### The data
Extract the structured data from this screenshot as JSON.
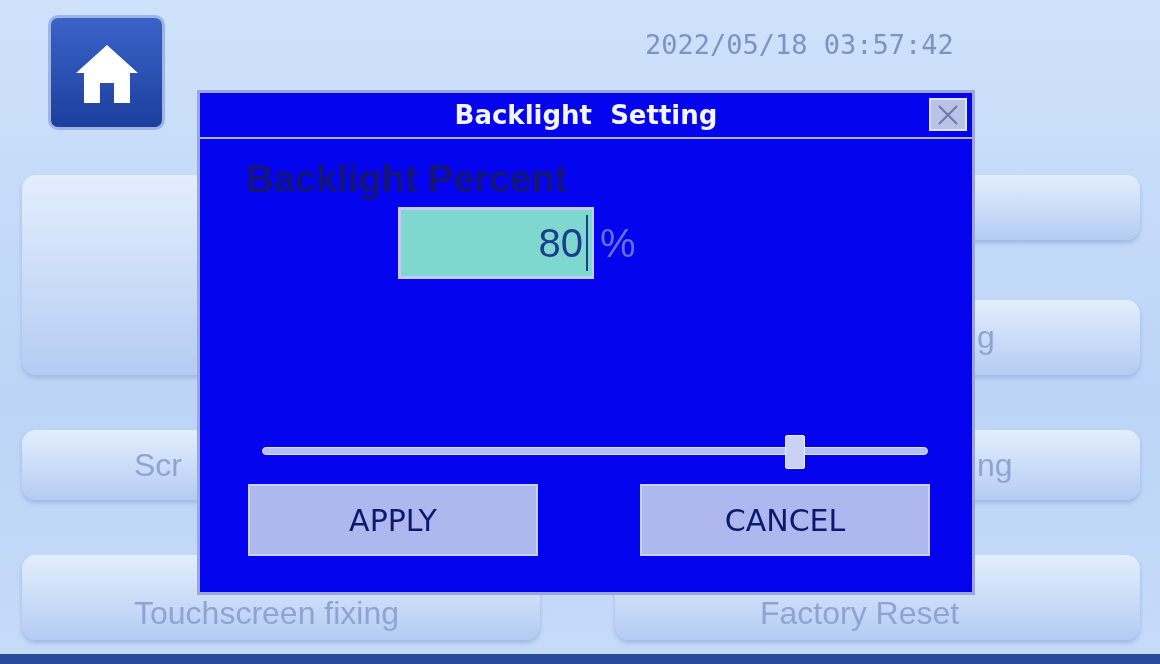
{
  "status_bar": {
    "datetime": "2022/05/18 03:57:42"
  },
  "menu": {
    "left_buttons": [
      "Scr",
      "Touchscreen fixing"
    ],
    "right_buttons": [
      "g",
      "ng",
      "Factory Reset"
    ]
  },
  "dialog": {
    "title": "Backlight  Setting",
    "label": "Backlight Percent",
    "value": "80",
    "unit": "%",
    "level": 0.8,
    "buttons": [
      "APPLY",
      "CANCEL"
    ]
  }
}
######
- What you need to do: Transcribe the material exactly, keeping every word and none of the pictures.

- The output:
Extract the structured data from this screenshot as JSON.
{
  "status_bar": {
    "datetime": "2022/05/18 03:57:42"
  },
  "menu": {
    "left_buttons": [
      "Scr",
      "Touchscreen fixing"
    ],
    "right_buttons": [
      "g",
      "ng",
      "Factory Reset"
    ]
  },
  "dialog": {
    "title": "Backlight  Setting",
    "label": "Backlight Percent",
    "value": "80",
    "unit": "%",
    "level": 0.8,
    "buttons": [
      "APPLY",
      "CANCEL"
    ]
  }
}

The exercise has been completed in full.